## WORK INSTRUCTION
Below are entries to be transcribed exactly; exclude the pictures from the copy.

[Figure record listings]
+ + +
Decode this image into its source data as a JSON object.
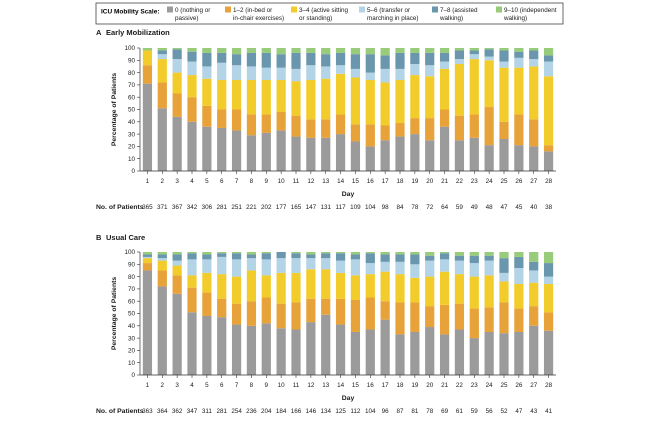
{
  "legend": {
    "title": "ICU Mobility Scale:",
    "items": [
      {
        "key": "0",
        "label": "0 (nothing or",
        "label2": "passive)",
        "color": "#9b9b9b"
      },
      {
        "key": "1-2",
        "label": "1–2 (in-bed or",
        "label2": "in-chair exercises)",
        "color": "#e8a23a"
      },
      {
        "key": "3-4",
        "label": "3–4 (active sitting",
        "label2": "or standing)",
        "color": "#f2cc2a"
      },
      {
        "key": "5-6",
        "label": "5–6 (transfer or",
        "label2": "marching in place)",
        "color": "#b3d3e6"
      },
      {
        "key": "7-8",
        "label": "7–8 (assisted",
        "label2": "walking)",
        "color": "#6a97ad"
      },
      {
        "key": "9-10",
        "label": "9–10 (independent",
        "label2": "walking)",
        "color": "#98cb7a"
      }
    ]
  },
  "chart_data": [
    {
      "type": "bar",
      "stacked": true,
      "panel_letter": "A",
      "title": "Early Mobilization",
      "xlabel": "Day",
      "ylabel": "Percentage of Patients",
      "ylim": [
        0,
        100
      ],
      "yticks": [
        0,
        10,
        20,
        30,
        40,
        50,
        60,
        70,
        80,
        90,
        100
      ],
      "categories": [
        "1",
        "2",
        "3",
        "4",
        "5",
        "6",
        "7",
        "8",
        "9",
        "10",
        "11",
        "12",
        "13",
        "14",
        "15",
        "16",
        "17",
        "18",
        "19",
        "20",
        "21",
        "22",
        "23",
        "24",
        "25",
        "26",
        "27",
        "28"
      ],
      "patients_label": "No. of Patients",
      "patients": [
        "365",
        "371",
        "367",
        "342",
        "306",
        "281",
        "251",
        "221",
        "202",
        "177",
        "165",
        "147",
        "131",
        "117",
        "109",
        "104",
        "98",
        "84",
        "78",
        "72",
        "64",
        "59",
        "49",
        "48",
        "47",
        "45",
        "40",
        "38"
      ],
      "series": [
        {
          "name": "0",
          "values": [
            71,
            51,
            44,
            40,
            36,
            35,
            33,
            29,
            31,
            33,
            28,
            27,
            27,
            30,
            24,
            20,
            25,
            28,
            30,
            25,
            36,
            25,
            27,
            21,
            26,
            21,
            20,
            16
          ]
        },
        {
          "name": "1-2",
          "values": [
            15,
            21,
            19,
            20,
            17,
            15,
            17,
            17,
            15,
            15,
            17,
            15,
            15,
            16,
            14,
            18,
            12,
            11,
            13,
            18,
            14,
            20,
            19,
            31,
            14,
            25,
            22,
            5
          ]
        },
        {
          "name": "3-4",
          "values": [
            12,
            19,
            17,
            18,
            22,
            24,
            24,
            28,
            28,
            26,
            28,
            32,
            33,
            33,
            38,
            36,
            35,
            35,
            35,
            34,
            33,
            42,
            45,
            38,
            44,
            38,
            43,
            56
          ]
        },
        {
          "name": "5-6",
          "values": [
            0,
            4,
            11,
            11,
            10,
            14,
            12,
            11,
            10,
            10,
            10,
            12,
            10,
            7,
            7,
            6,
            11,
            9,
            9,
            9,
            6,
            4,
            4,
            3,
            5,
            8,
            6,
            12
          ]
        },
        {
          "name": "7-8",
          "values": [
            0,
            3,
            8,
            8,
            11,
            8,
            9,
            11,
            12,
            11,
            13,
            10,
            10,
            10,
            12,
            15,
            11,
            13,
            9,
            10,
            7,
            7,
            3,
            6,
            9,
            5,
            7,
            5
          ]
        },
        {
          "name": "9-10",
          "values": [
            2,
            2,
            1,
            3,
            4,
            4,
            5,
            4,
            4,
            5,
            4,
            4,
            5,
            4,
            5,
            5,
            6,
            4,
            4,
            4,
            4,
            2,
            2,
            1,
            2,
            3,
            2,
            6
          ]
        }
      ]
    },
    {
      "type": "bar",
      "stacked": true,
      "panel_letter": "B",
      "title": "Usual Care",
      "xlabel": "Day",
      "ylabel": "Percentage of Patients",
      "ylim": [
        0,
        100
      ],
      "yticks": [
        0,
        10,
        20,
        30,
        40,
        50,
        60,
        70,
        80,
        90,
        100
      ],
      "categories": [
        "1",
        "2",
        "3",
        "4",
        "5",
        "6",
        "7",
        "8",
        "9",
        "10",
        "11",
        "12",
        "13",
        "14",
        "15",
        "16",
        "17",
        "18",
        "19",
        "20",
        "21",
        "22",
        "23",
        "24",
        "25",
        "26",
        "27",
        "28"
      ],
      "patients_label": "No. of Patients",
      "patients": [
        "363",
        "364",
        "362",
        "347",
        "311",
        "281",
        "254",
        "236",
        "204",
        "184",
        "166",
        "146",
        "134",
        "125",
        "112",
        "104",
        "96",
        "87",
        "81",
        "78",
        "69",
        "61",
        "59",
        "56",
        "52",
        "47",
        "43",
        "41"
      ],
      "series": [
        {
          "name": "0",
          "values": [
            85,
            72,
            66,
            51,
            48,
            47,
            41,
            40,
            42,
            38,
            37,
            43,
            49,
            41,
            35,
            37,
            45,
            33,
            35,
            39,
            33,
            37,
            30,
            35,
            34,
            35,
            40,
            36
          ]
        },
        {
          "name": "1-2",
          "values": [
            6,
            13,
            15,
            20,
            19,
            15,
            17,
            20,
            21,
            20,
            22,
            19,
            13,
            21,
            26,
            26,
            15,
            26,
            24,
            17,
            24,
            21,
            24,
            20,
            25,
            19,
            16,
            15
          ]
        },
        {
          "name": "3-4",
          "values": [
            4,
            8,
            8,
            10,
            16,
            20,
            22,
            25,
            18,
            25,
            24,
            24,
            24,
            21,
            20,
            19,
            24,
            23,
            20,
            24,
            27,
            24,
            26,
            26,
            17,
            20,
            19,
            23
          ]
        },
        {
          "name": "5-6",
          "values": [
            1,
            2,
            4,
            13,
            11,
            14,
            14,
            10,
            13,
            12,
            12,
            9,
            9,
            10,
            13,
            9,
            8,
            10,
            11,
            13,
            10,
            11,
            11,
            12,
            7,
            13,
            10,
            6
          ]
        },
        {
          "name": "7-8",
          "values": [
            2,
            3,
            5,
            5,
            4,
            3,
            5,
            3,
            5,
            5,
            4,
            3,
            4,
            6,
            4,
            8,
            6,
            6,
            8,
            4,
            5,
            4,
            6,
            4,
            12,
            9,
            7,
            11
          ]
        },
        {
          "name": "9-10",
          "values": [
            2,
            2,
            2,
            1,
            2,
            1,
            1,
            2,
            1,
            0,
            1,
            2,
            1,
            1,
            2,
            1,
            2,
            2,
            2,
            3,
            1,
            3,
            3,
            3,
            5,
            4,
            8,
            9
          ]
        }
      ]
    }
  ]
}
+ + +
## EXERCISE RESULT
Decode this image into its source data as a JSON object.
{
  "legend": {
    "title": "ICU Mobility Scale:",
    "items": [
      {
        "key": "0",
        "label": "0 (nothing or",
        "label2": "passive)",
        "color": "#9b9b9b"
      },
      {
        "key": "1-2",
        "label": "1–2 (in-bed or",
        "label2": "in-chair exercises)",
        "color": "#e8a23a"
      },
      {
        "key": "3-4",
        "label": "3–4 (active sitting",
        "label2": "or standing)",
        "color": "#f2cc2a"
      },
      {
        "key": "5-6",
        "label": "5–6 (transfer or",
        "label2": "marching in place)",
        "color": "#b3d3e6"
      },
      {
        "key": "7-8",
        "label": "7–8 (assisted",
        "label2": "walking)",
        "color": "#6a97ad"
      },
      {
        "key": "9-10",
        "label": "9–10 (independent",
        "label2": "walking)",
        "color": "#98cb7a"
      }
    ]
  },
  "chart_data": [
    {
      "type": "bar",
      "stacked": true,
      "panel_letter": "A",
      "title": "Early Mobilization",
      "xlabel": "Day",
      "ylabel": "Percentage of Patients",
      "ylim": [
        0,
        100
      ],
      "yticks": [
        0,
        10,
        20,
        30,
        40,
        50,
        60,
        70,
        80,
        90,
        100
      ],
      "categories": [
        "1",
        "2",
        "3",
        "4",
        "5",
        "6",
        "7",
        "8",
        "9",
        "10",
        "11",
        "12",
        "13",
        "14",
        "15",
        "16",
        "17",
        "18",
        "19",
        "20",
        "21",
        "22",
        "23",
        "24",
        "25",
        "26",
        "27",
        "28"
      ],
      "patients_label": "No. of Patients",
      "patients": [
        "365",
        "371",
        "367",
        "342",
        "306",
        "281",
        "251",
        "221",
        "202",
        "177",
        "165",
        "147",
        "131",
        "117",
        "109",
        "104",
        "98",
        "84",
        "78",
        "72",
        "64",
        "59",
        "49",
        "48",
        "47",
        "45",
        "40",
        "38"
      ],
      "series": [
        {
          "name": "0",
          "values": [
            71,
            51,
            44,
            40,
            36,
            35,
            33,
            29,
            31,
            33,
            28,
            27,
            27,
            30,
            24,
            20,
            25,
            28,
            30,
            25,
            36,
            25,
            27,
            21,
            26,
            21,
            20,
            16
          ]
        },
        {
          "name": "1-2",
          "values": [
            15,
            21,
            19,
            20,
            17,
            15,
            17,
            17,
            15,
            15,
            17,
            15,
            15,
            16,
            14,
            18,
            12,
            11,
            13,
            18,
            14,
            20,
            19,
            31,
            14,
            25,
            22,
            5
          ]
        },
        {
          "name": "3-4",
          "values": [
            12,
            19,
            17,
            18,
            22,
            24,
            24,
            28,
            28,
            26,
            28,
            32,
            33,
            33,
            38,
            36,
            35,
            35,
            35,
            34,
            33,
            42,
            45,
            38,
            44,
            38,
            43,
            56
          ]
        },
        {
          "name": "5-6",
          "values": [
            0,
            4,
            11,
            11,
            10,
            14,
            12,
            11,
            10,
            10,
            10,
            12,
            10,
            7,
            7,
            6,
            11,
            9,
            9,
            9,
            6,
            4,
            4,
            3,
            5,
            8,
            6,
            12
          ]
        },
        {
          "name": "7-8",
          "values": [
            0,
            3,
            8,
            8,
            11,
            8,
            9,
            11,
            12,
            11,
            13,
            10,
            10,
            10,
            12,
            15,
            11,
            13,
            9,
            10,
            7,
            7,
            3,
            6,
            9,
            5,
            7,
            5
          ]
        },
        {
          "name": "9-10",
          "values": [
            2,
            2,
            1,
            3,
            4,
            4,
            5,
            4,
            4,
            5,
            4,
            4,
            5,
            4,
            5,
            5,
            6,
            4,
            4,
            4,
            4,
            2,
            2,
            1,
            2,
            3,
            2,
            6
          ]
        }
      ]
    },
    {
      "type": "bar",
      "stacked": true,
      "panel_letter": "B",
      "title": "Usual Care",
      "xlabel": "Day",
      "ylabel": "Percentage of Patients",
      "ylim": [
        0,
        100
      ],
      "yticks": [
        0,
        10,
        20,
        30,
        40,
        50,
        60,
        70,
        80,
        90,
        100
      ],
      "categories": [
        "1",
        "2",
        "3",
        "4",
        "5",
        "6",
        "7",
        "8",
        "9",
        "10",
        "11",
        "12",
        "13",
        "14",
        "15",
        "16",
        "17",
        "18",
        "19",
        "20",
        "21",
        "22",
        "23",
        "24",
        "25",
        "26",
        "27",
        "28"
      ],
      "patients_label": "No. of Patients",
      "patients": [
        "363",
        "364",
        "362",
        "347",
        "311",
        "281",
        "254",
        "236",
        "204",
        "184",
        "166",
        "146",
        "134",
        "125",
        "112",
        "104",
        "96",
        "87",
        "81",
        "78",
        "69",
        "61",
        "59",
        "56",
        "52",
        "47",
        "43",
        "41"
      ],
      "series": [
        {
          "name": "0",
          "values": [
            85,
            72,
            66,
            51,
            48,
            47,
            41,
            40,
            42,
            38,
            37,
            43,
            49,
            41,
            35,
            37,
            45,
            33,
            35,
            39,
            33,
            37,
            30,
            35,
            34,
            35,
            40,
            36
          ]
        },
        {
          "name": "1-2",
          "values": [
            6,
            13,
            15,
            20,
            19,
            15,
            17,
            20,
            21,
            20,
            22,
            19,
            13,
            21,
            26,
            26,
            15,
            26,
            24,
            17,
            24,
            21,
            24,
            20,
            25,
            19,
            16,
            15
          ]
        },
        {
          "name": "3-4",
          "values": [
            4,
            8,
            8,
            10,
            16,
            20,
            22,
            25,
            18,
            25,
            24,
            24,
            24,
            21,
            20,
            19,
            24,
            23,
            20,
            24,
            27,
            24,
            26,
            26,
            17,
            20,
            19,
            23
          ]
        },
        {
          "name": "5-6",
          "values": [
            1,
            2,
            4,
            13,
            11,
            14,
            14,
            10,
            13,
            12,
            12,
            9,
            9,
            10,
            13,
            9,
            8,
            10,
            11,
            13,
            10,
            11,
            11,
            12,
            7,
            13,
            10,
            6
          ]
        },
        {
          "name": "7-8",
          "values": [
            2,
            3,
            5,
            5,
            4,
            3,
            5,
            3,
            5,
            5,
            4,
            3,
            4,
            6,
            4,
            8,
            6,
            6,
            8,
            4,
            5,
            4,
            6,
            4,
            12,
            9,
            7,
            11
          ]
        },
        {
          "name": "9-10",
          "values": [
            2,
            2,
            2,
            1,
            2,
            1,
            1,
            2,
            1,
            0,
            1,
            2,
            1,
            1,
            2,
            1,
            2,
            2,
            2,
            3,
            1,
            3,
            3,
            3,
            5,
            4,
            8,
            9
          ]
        }
      ]
    }
  ]
}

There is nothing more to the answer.